Records for processing
....

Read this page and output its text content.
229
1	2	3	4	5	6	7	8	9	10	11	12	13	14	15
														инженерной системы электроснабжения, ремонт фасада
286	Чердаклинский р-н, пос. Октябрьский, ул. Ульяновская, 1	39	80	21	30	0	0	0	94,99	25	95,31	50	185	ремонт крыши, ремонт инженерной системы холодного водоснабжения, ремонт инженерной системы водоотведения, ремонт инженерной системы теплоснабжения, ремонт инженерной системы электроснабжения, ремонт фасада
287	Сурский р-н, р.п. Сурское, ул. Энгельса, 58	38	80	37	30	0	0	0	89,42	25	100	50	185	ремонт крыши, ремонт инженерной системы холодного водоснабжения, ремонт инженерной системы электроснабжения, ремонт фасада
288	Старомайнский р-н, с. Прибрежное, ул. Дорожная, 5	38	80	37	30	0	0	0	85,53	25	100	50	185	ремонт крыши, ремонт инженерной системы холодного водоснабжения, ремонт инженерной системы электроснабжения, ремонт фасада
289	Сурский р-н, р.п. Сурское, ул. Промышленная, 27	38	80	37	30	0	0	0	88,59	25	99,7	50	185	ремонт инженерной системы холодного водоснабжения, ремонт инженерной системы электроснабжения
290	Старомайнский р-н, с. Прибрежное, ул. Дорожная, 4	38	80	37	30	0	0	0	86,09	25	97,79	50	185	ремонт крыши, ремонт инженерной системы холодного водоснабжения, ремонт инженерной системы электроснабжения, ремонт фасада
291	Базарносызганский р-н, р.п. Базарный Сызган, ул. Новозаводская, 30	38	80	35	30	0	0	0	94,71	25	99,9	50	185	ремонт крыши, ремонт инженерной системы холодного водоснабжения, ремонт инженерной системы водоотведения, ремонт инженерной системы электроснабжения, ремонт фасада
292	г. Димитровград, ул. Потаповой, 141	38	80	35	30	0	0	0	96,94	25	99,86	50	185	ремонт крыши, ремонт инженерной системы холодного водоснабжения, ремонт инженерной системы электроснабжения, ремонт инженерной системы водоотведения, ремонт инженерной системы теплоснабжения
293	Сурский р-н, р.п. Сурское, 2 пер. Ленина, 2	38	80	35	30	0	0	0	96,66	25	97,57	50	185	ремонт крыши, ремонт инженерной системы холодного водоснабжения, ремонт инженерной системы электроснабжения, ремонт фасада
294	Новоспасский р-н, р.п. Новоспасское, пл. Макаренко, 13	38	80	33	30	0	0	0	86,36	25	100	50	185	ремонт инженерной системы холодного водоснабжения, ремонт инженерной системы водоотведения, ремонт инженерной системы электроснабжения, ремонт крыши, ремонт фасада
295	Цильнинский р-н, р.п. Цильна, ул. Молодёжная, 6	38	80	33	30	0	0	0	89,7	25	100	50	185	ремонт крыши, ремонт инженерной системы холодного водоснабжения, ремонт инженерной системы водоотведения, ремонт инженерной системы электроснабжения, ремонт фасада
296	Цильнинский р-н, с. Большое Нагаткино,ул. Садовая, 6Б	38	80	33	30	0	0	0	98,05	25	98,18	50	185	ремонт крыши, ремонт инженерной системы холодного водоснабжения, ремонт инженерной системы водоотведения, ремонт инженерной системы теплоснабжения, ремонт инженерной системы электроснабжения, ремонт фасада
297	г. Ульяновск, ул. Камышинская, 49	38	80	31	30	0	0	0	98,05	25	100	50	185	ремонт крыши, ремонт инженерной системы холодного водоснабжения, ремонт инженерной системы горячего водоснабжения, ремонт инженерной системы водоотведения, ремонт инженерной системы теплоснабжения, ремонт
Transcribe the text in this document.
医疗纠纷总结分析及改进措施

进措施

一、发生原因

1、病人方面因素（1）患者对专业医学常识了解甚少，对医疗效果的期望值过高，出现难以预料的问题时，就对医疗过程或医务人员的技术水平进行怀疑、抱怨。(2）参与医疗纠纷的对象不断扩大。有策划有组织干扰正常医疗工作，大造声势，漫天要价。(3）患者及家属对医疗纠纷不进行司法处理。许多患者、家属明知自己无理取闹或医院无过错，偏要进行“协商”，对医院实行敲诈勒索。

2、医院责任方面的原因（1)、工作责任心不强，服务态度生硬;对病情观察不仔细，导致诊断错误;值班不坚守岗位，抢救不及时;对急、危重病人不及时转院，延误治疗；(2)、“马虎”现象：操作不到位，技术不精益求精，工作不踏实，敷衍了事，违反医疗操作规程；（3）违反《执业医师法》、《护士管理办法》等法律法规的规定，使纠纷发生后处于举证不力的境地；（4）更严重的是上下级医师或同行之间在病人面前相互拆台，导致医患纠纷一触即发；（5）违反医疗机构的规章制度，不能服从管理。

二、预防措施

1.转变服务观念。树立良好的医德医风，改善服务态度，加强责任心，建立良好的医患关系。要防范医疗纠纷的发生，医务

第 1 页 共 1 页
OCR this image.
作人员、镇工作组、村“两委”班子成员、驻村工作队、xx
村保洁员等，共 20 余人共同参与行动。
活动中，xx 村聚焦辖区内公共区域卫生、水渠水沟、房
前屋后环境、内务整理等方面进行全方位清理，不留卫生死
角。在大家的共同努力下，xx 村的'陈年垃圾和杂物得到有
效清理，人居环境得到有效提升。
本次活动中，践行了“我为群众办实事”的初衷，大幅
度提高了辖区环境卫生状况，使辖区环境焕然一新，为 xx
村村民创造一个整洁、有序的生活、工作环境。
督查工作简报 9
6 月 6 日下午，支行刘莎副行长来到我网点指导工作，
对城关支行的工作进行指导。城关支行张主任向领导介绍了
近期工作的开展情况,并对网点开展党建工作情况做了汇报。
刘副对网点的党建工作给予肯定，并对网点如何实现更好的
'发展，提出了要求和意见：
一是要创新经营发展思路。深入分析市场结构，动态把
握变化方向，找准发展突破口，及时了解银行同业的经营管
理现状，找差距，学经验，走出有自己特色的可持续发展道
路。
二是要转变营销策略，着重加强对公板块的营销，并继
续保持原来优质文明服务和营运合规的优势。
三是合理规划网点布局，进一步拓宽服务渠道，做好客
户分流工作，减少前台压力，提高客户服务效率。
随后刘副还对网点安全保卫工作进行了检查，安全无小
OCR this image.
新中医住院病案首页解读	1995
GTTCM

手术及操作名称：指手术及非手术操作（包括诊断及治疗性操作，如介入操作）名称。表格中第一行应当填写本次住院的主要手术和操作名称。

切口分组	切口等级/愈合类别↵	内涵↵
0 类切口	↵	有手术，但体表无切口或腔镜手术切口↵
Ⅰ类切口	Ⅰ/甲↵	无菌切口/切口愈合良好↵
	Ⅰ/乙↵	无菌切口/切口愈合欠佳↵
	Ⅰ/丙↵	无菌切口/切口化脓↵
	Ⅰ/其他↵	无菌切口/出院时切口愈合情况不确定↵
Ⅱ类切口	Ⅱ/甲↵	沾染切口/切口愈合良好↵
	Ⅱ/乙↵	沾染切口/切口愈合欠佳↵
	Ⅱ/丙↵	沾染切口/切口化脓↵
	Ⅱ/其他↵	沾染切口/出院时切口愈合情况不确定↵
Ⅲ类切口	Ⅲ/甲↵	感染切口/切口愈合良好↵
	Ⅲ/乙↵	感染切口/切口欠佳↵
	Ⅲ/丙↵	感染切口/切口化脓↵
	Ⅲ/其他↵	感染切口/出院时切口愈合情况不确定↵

....

What is required
Please output every record, keeping each line exact.

Answer in full
Read this page and output its text content.
229
1	2	3	4	5	6	7	8	9	10	11	12	13	14	15
														инженерной системы электроснабжения, ремонт фасада
286	Чердаклинский р-н, пос. Октябрьский, ул. Ульяновская, 1	39	80	21	30	0	0	0	94,99	25	95,31	50	185	ремонт крыши, ремонт инженерной системы холодного водоснабжения, ремонт инженерной системы водоотведения, ремонт инженерной системы теплоснабжения, ремонт инженерной системы электроснабжения, ремонт фасада
287	Сурский р-н, р.п. Сурское, ул. Энгельса, 58	38	80	37	30	0	0	0	89,42	25	100	50	185	ремонт крыши, ремонт инженерной системы холодного водоснабжения, ремонт инженерной системы электроснабжения, ремонт фасада
288	Старомайнский р-н, с. Прибрежное, ул. Дорожная, 5	38	80	37	30	0	0	0	85,53	25	100	50	185	ремонт крыши, ремонт инженерной системы холодного водоснабжения, ремонт инженерной системы электроснабжения, ремонт фасада
289	Сурский р-н, р.п. Сурское, ул. Промышленная, 27	38	80	37	30	0	0	0	88,59	25	99,7	50	185	ремонт инженерной системы холодного водоснабжения, ремонт инженерной системы электроснабжения
290	Старомайнский р-н, с. Прибрежное, ул. Дорожная, 4	38	80	37	30	0	0	0	86,09	25	97,79	50	185	ремонт крыши, ремонт инженерной системы холодного водоснабжения, ремонт инженерной системы электроснабжения, ремонт фасада
291	Базарносызганский р-н, р.п. Базарный Сызган, ул. Новозаводская, 30	38	80	35	30	0	0	0	94,71	25	99,9	50	185	ремонт крыши, ремонт инженерной системы холодного водоснабжения, ремонт инженерной системы водоотведения, ремонт инженерной системы электроснабжения, ремонт фасада
292	г. Димитровград, ул. Потаповой, 141	38	80	35	30	0	0	0	96,94	25	99,86	50	185	ремонт крыши, ремонт инженерной системы холодного водоснабжения, ремонт инженерной системы электроснабжения, ремонт инженерной системы водоотведения, ремонт инженерной системы теплоснабжения
293	Сурский р-н, р.п. Сурское, 2 пер. Ленина, 2	38	80	35	30	0	0	0	96,66	25	97,57	50	185	ремонт крыши, ремонт инженерной системы холодного водоснабжения, ремонт инженерной системы электроснабжения, ремонт фасада
294	Новоспасский р-н, р.п. Новоспасское, пл. Макаренко, 13	38	80	33	30	0	0	0	86,36	25	100	50	185	ремонт инженерной системы холодного водоснабжения, ремонт инженерной системы водоотведения, ремонт инженерной системы электроснабжения, ремонт крыши, ремонт фасада
295	Цильнинский р-н, р.п. Цильна, ул. Молодёжная, 6	38	80	33	30	0	0	0	89,7	25	100	50	185	ремонт крыши, ремонт инженерной системы холодного водоснабжения, ремонт инженерной системы водоотведения, ремонт инженерной системы электроснабжения, ремонт фасада
296	Цильнинский р-н, с. Большое Нагаткино,ул. Садовая, 6Б	38	80	33	30	0	0	0	98,05	25	98,18	50	185	ремонт крыши, ремонт инженерной системы холодного водоснабжения, ремонт инженерной системы водоотведения, ремонт инженерной системы теплоснабжения, ремонт инженерной системы электроснабжения, ремонт фасада
297	г. Ульяновск, ул. Камышинская, 49	38	80	31	30	0	0	0	98,05	25	100	50	185	ремонт крыши, ремонт инженерной системы холодного водоснабжения, ремонт инженерной системы горячего водоснабжения, ремонт инженерной системы водоотведения, ремонт инженерной системы теплоснабжения, ремонт
Transcribe the text in this document.
医疗纠纷总结分析及改进措施

进措施

一、发生原因

1、病人方面因素（1）患者对专业医学常识了解甚少，对医疗效果的期望值过高，出现难以预料的问题时，就对医疗过程或医务人员的技术水平进行怀疑、抱怨。(2）参与医疗纠纷的对象不断扩大。有策划有组织干扰正常医疗工作，大造声势，漫天要价。(3）患者及家属对医疗纠纷不进行司法处理。许多患者、家属明知自己无理取闹或医院无过错，偏要进行“协商”，对医院实行敲诈勒索。

2、医院责任方面的原因（1)、工作责任心不强，服务态度生硬;对病情观察不仔细，导致诊断错误;值班不坚守岗位，抢救不及时;对急、危重病人不及时转院，延误治疗；(2)、“马虎”现象：操作不到位，技术不精益求精，工作不踏实，敷衍了事，违反医疗操作规程；（3）违反《执业医师法》、《护士管理办法》等法律法规的规定，使纠纷发生后处于举证不力的境地；（4）更严重的是上下级医师或同行之间在病人面前相互拆台，导致医患纠纷一触即发；（5）违反医疗机构的规章制度，不能服从管理。

二、预防措施

1.转变服务观念。树立良好的医德医风，改善服务态度，加强责任心，建立良好的医患关系。要防范医疗纠纷的发生，医务

第 1 页 共 1 页
OCR this image.
作人员、镇工作组、村“两委”班子成员、驻村工作队、xx
村保洁员等，共 20 余人共同参与行动。
活动中，xx 村聚焦辖区内公共区域卫生、水渠水沟、房
前屋后环境、内务整理等方面进行全方位清理，不留卫生死
角。在大家的共同努力下，xx 村的'陈年垃圾和杂物得到有
效清理，人居环境得到有效提升。
本次活动中，践行了“我为群众办实事”的初衷，大幅
度提高了辖区环境卫生状况，使辖区环境焕然一新，为 xx
村村民创造一个整洁、有序的生活、工作环境。
督查工作简报 9
6 月 6 日下午，支行刘莎副行长来到我网点指导工作，
对城关支行的工作进行指导。城关支行张主任向领导介绍了
近期工作的开展情况,并对网点开展党建工作情况做了汇报。
刘副对网点的党建工作给予肯定，并对网点如何实现更好的
'发展，提出了要求和意见：
一是要创新经营发展思路。深入分析市场结构，动态把
握变化方向，找准发展突破口，及时了解银行同业的经营管
理现状，找差距，学经验，走出有自己特色的可持续发展道
路。
二是要转变营销策略，着重加强对公板块的营销，并继
续保持原来优质文明服务和营运合规的优势。
三是合理规划网点布局，进一步拓宽服务渠道，做好客
户分流工作，减少前台压力，提高客户服务效率。
随后刘副还对网点安全保卫工作进行了检查，安全无小
OCR this image.
新中医住院病案首页解读	1995
GTTCM

手术及操作名称：指手术及非手术操作（包括诊断及治疗性操作，如介入操作）名称。表格中第一行应当填写本次住院的主要手术和操作名称。

切口分组	切口等级/愈合类别↵	内涵↵
0 类切口	↵	有手术，但体表无切口或腔镜手术切口↵
Ⅰ类切口	Ⅰ/甲↵	无菌切口/切口愈合良好↵
	Ⅰ/乙↵	无菌切口/切口愈合欠佳↵
	Ⅰ/丙↵	无菌切口/切口化脓↵
	Ⅰ/其他↵	无菌切口/出院时切口愈合情况不确定↵
Ⅱ类切口	Ⅱ/甲↵	沾染切口/切口愈合良好↵
	Ⅱ/乙↵	沾染切口/切口愈合欠佳↵
	Ⅱ/丙↵	沾染切口/切口化脓↵
	Ⅱ/其他↵	沾染切口/出院时切口愈合情况不确定↵
Ⅲ类切口	Ⅲ/甲↵	感染切口/切口愈合良好↵
	Ⅲ/乙↵	感染切口/切口欠佳↵
	Ⅲ/丙↵	感染切口/切口化脓↵
	Ⅲ/其他↵	感染切口/出院时切口愈合情况不确定↵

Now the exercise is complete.